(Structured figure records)
--- Start ---

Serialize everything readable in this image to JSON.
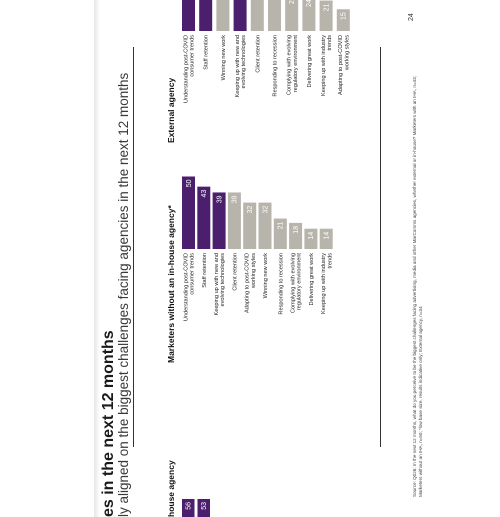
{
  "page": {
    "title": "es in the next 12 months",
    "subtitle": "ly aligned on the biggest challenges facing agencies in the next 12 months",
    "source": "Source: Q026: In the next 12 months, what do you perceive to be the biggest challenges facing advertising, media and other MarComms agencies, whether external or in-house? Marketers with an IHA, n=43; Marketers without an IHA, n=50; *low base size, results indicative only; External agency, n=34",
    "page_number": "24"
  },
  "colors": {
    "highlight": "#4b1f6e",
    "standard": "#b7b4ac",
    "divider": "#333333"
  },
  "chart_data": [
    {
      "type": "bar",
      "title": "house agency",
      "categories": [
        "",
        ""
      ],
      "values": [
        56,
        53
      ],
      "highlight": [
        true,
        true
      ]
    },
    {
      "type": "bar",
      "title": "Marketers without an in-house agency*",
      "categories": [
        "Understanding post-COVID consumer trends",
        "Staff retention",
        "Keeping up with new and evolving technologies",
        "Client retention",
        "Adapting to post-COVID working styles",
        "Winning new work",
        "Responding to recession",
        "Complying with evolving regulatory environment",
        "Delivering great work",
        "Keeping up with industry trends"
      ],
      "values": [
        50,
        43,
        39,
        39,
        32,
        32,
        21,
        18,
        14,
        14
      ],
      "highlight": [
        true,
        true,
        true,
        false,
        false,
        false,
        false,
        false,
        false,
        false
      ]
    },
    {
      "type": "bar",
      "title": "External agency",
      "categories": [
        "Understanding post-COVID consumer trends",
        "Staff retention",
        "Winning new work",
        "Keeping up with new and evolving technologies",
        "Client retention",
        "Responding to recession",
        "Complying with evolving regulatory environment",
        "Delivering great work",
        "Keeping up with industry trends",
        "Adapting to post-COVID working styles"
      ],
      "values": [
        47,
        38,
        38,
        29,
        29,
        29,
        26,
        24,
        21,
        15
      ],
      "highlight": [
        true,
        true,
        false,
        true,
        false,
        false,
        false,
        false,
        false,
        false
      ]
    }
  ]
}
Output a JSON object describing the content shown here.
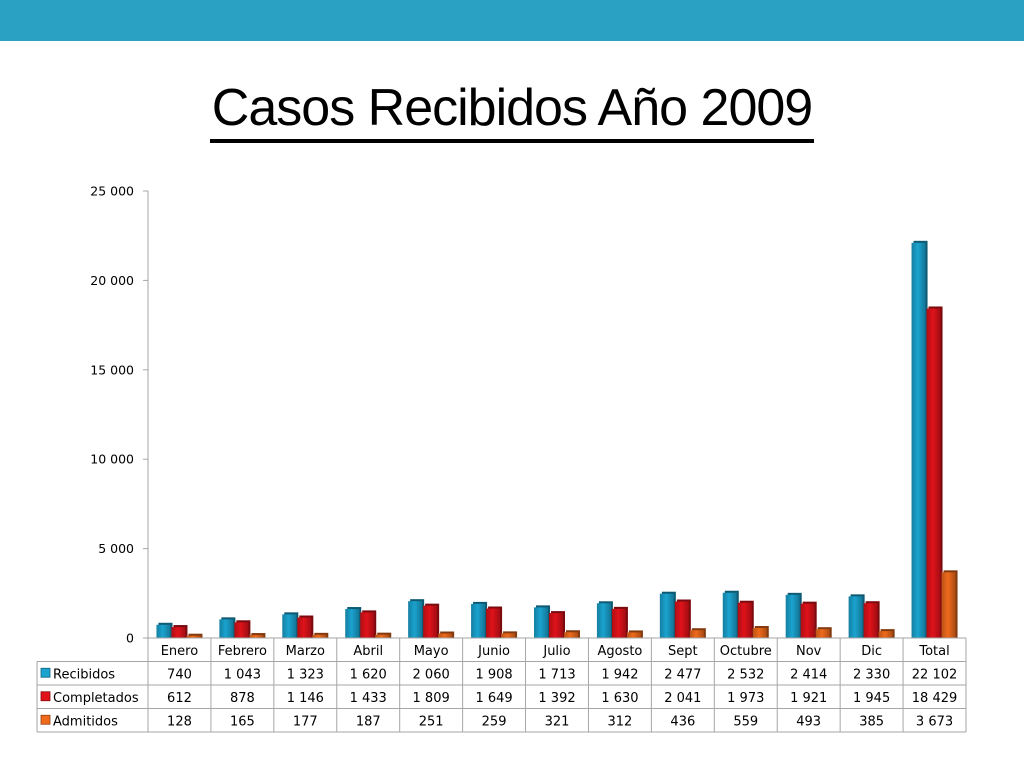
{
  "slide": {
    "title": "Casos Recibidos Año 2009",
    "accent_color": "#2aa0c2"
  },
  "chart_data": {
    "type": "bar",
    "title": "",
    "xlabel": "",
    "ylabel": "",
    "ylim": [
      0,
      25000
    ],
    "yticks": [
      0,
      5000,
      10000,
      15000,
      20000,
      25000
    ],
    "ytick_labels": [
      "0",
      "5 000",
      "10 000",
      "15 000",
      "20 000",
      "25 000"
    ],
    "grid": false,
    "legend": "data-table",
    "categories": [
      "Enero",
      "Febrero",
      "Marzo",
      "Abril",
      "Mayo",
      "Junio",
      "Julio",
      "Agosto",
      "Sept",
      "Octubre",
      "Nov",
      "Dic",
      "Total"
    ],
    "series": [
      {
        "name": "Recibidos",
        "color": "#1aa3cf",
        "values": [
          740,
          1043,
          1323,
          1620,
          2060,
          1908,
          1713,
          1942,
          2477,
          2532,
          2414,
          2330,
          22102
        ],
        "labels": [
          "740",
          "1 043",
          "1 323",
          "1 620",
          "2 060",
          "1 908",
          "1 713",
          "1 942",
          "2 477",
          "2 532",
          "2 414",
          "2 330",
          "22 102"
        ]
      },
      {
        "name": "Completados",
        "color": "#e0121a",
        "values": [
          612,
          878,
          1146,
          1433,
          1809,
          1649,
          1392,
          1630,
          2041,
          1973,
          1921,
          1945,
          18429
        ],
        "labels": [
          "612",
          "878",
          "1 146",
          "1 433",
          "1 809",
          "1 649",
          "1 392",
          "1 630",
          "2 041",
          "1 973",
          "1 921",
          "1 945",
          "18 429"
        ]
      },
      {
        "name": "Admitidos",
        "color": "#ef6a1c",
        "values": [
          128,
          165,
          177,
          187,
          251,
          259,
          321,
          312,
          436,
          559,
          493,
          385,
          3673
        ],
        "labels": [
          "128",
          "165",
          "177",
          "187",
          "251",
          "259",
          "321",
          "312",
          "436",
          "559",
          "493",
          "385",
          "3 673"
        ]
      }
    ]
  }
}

--- End ---
--- Start ---

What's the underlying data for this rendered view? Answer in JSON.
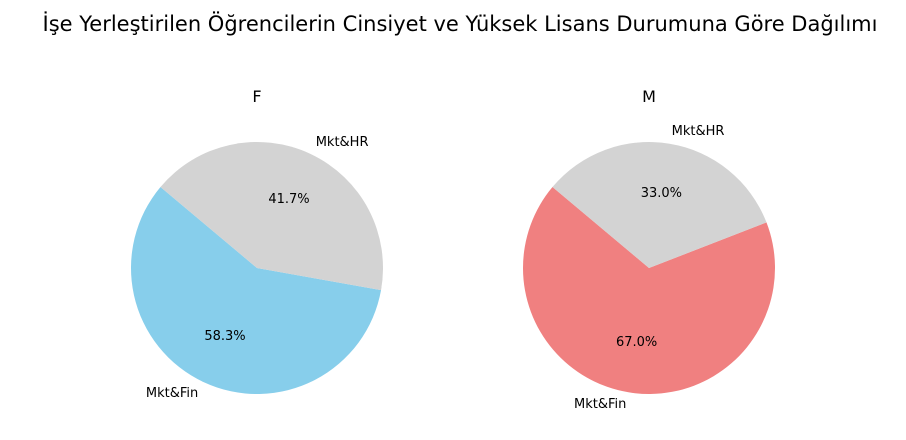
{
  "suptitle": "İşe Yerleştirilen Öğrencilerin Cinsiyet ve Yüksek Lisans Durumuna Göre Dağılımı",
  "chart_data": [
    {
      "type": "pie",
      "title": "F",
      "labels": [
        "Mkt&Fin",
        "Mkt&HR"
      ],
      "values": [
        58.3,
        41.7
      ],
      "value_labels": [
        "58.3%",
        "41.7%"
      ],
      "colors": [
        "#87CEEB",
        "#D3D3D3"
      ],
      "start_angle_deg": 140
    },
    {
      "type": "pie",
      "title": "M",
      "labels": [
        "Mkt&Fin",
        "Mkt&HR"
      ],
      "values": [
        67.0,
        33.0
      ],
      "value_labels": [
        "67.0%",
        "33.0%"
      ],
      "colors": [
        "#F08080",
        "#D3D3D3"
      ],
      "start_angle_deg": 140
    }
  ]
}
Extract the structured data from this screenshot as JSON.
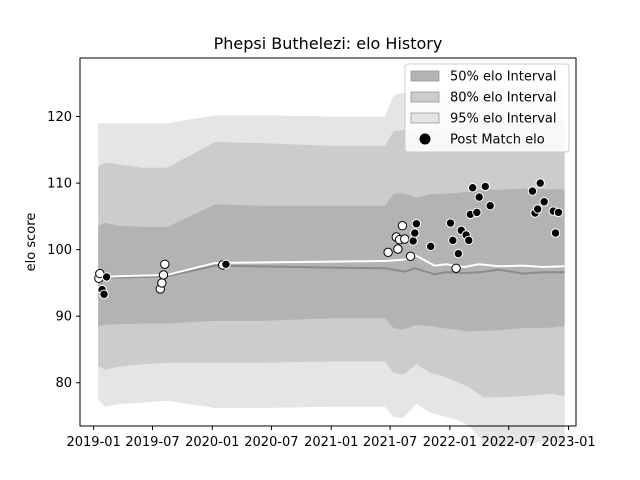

--- End ---

Set down nothing but the lines from the one holding "What's the underlying" through the one holding "Extract the structured", both included, exactly as they appear; any picture is left out.

What's the underlying data for this rendered view? Answer in JSON.
{
  "suptitle": "İşe Yerleştirilen Öğrencilerin Cinsiyet ve Yüksek Lisans Durumuna Göre Dağılımı",
  "chart_data": [
    {
      "type": "pie",
      "title": "F",
      "labels": [
        "Mkt&Fin",
        "Mkt&HR"
      ],
      "values": [
        58.3,
        41.7
      ],
      "value_labels": [
        "58.3%",
        "41.7%"
      ],
      "colors": [
        "#87CEEB",
        "#D3D3D3"
      ],
      "start_angle_deg": 140
    },
    {
      "type": "pie",
      "title": "M",
      "labels": [
        "Mkt&Fin",
        "Mkt&HR"
      ],
      "values": [
        67.0,
        33.0
      ],
      "value_labels": [
        "67.0%",
        "33.0%"
      ],
      "colors": [
        "#F08080",
        "#D3D3D3"
      ],
      "start_angle_deg": 140
    }
  ]
}
Extract the structured data from this screenshot as JSON.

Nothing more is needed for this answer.